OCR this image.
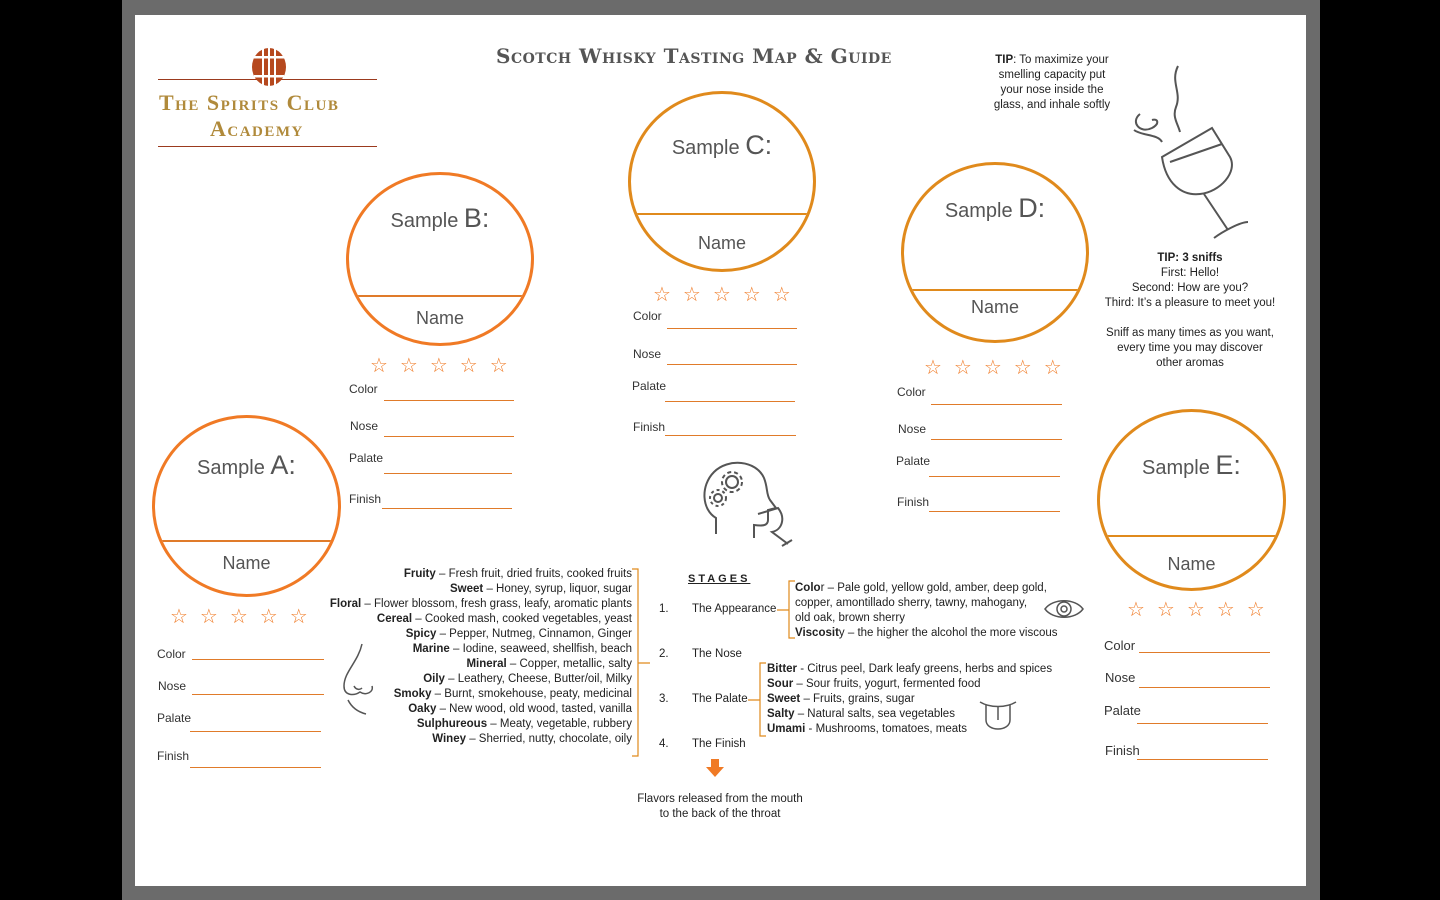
The Spirits Club
Academy
Scotch Whisky Tasting Map & Guide	TIP: To maximize your
smelling capacity put
your nose inside the
glass, and inhale softly
TIP: 3 sniffs
First: Hello!
Second: How are you?
Third: It’s a pleasure to meet you!
Sniff as many times as you want,
every time you may discover
other aromas
Sample B:
Name
☆☆☆☆☆
Color
Nose
Palate
Finish
Sample C:
Name
☆☆☆☆☆
Color
Nose
Palate
Finish
Sample D:
Name
☆☆☆☆☆
Color
Nose
Palate
Finish
Sample A:
Name
☆☆☆☆☆
Color
Nose
Palate
Finish
Sample E:
Name
☆☆☆☆☆
Color
Nose
Palate
Finish
Fruity – Fresh fruit, dried fruits, cooked fruits
Sweet – Honey, syrup, liquor, sugar
Floral – Flower blossom, fresh grass, leafy, aromatic plants
Cereal – Cooked mash, cooked vegetables, yeast
Spicy – Pepper, Nutmeg, Cinnamon, Ginger
Marine – Iodine, seaweed, shellfish, beach
Mineral – Copper, metallic, salty
Oily – Leathery, Cheese, Butter/oil, Milky
Smoky – Burnt, smokehouse, peaty, medicinal
Oaky – New wood, old wood, tasted, vanilla
Sulphureous – Meaty, vegetable, rubbery
Winey – Sherried, nutty, chocolate, oily
STAGES
1. The Appearance
2. The Nose
3. The Palate
4. The Finish
Color – Pale gold, yellow gold, amber, deep gold,
copper, amontillado sherry, tawny, mahogany,
old oak, brown sherry
Viscosity – the higher the alcohol the more viscous
Bitter - Citrus peel, Dark leafy greens, herbs and spices
Sour – Sour fruits, yogurt, fermented food
Sweet – Fruits, grains, sugar
Salty – Natural salts, sea vegetables
Umami - Mushrooms, tomatoes, meats
Flavors released from the mouth
to the back of the throat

==================================================

■ **Job**: Retype every record above exactly as written, but leave out the pictures.

■ **Solution to this exercise**:
OCR this image.
The Spirits Club
Academy
Scotch Whisky Tasting Map & Guide	TIP: To maximize your
smelling capacity put
your nose inside the
glass, and inhale softly
TIP: 3 sniffs
First: Hello!
Second: How are you?
Third: It’s a pleasure to meet you!
Sniff as many times as you want,
every time you may discover
other aromas
Sample B:
Name
☆☆☆☆☆
Color
Nose
Palate
Finish
Sample C:
Name
☆☆☆☆☆
Color
Nose
Palate
Finish
Sample D:
Name
☆☆☆☆☆
Color
Nose
Palate
Finish
Sample A:
Name
☆☆☆☆☆
Color
Nose
Palate
Finish
Sample E:
Name
☆☆☆☆☆
Color
Nose
Palate
Finish
Fruity – Fresh fruit, dried fruits, cooked fruits
Sweet – Honey, syrup, liquor, sugar
Floral – Flower blossom, fresh grass, leafy, aromatic plants
Cereal – Cooked mash, cooked vegetables, yeast
Spicy – Pepper, Nutmeg, Cinnamon, Ginger
Marine – Iodine, seaweed, shellfish, beach
Mineral – Copper, metallic, salty
Oily – Leathery, Cheese, Butter/oil, Milky
Smoky – Burnt, smokehouse, peaty, medicinal
Oaky – New wood, old wood, tasted, vanilla
Sulphureous – Meaty, vegetable, rubbery
Winey – Sherried, nutty, chocolate, oily
STAGES
1. The Appearance
2. The Nose
3. The Palate
4. The Finish
Color – Pale gold, yellow gold, amber, deep gold,
copper, amontillado sherry, tawny, mahogany,
old oak, brown sherry
Viscosity – the higher the alcohol the more viscous
Bitter - Citrus peel, Dark leafy greens, herbs and spices
Sour – Sour fruits, yogurt, fermented food
Sweet – Fruits, grains, sugar
Salty – Natural salts, sea vegetables
Umami - Mushrooms, tomatoes, meats
Flavors released from the mouth
to the back of the throat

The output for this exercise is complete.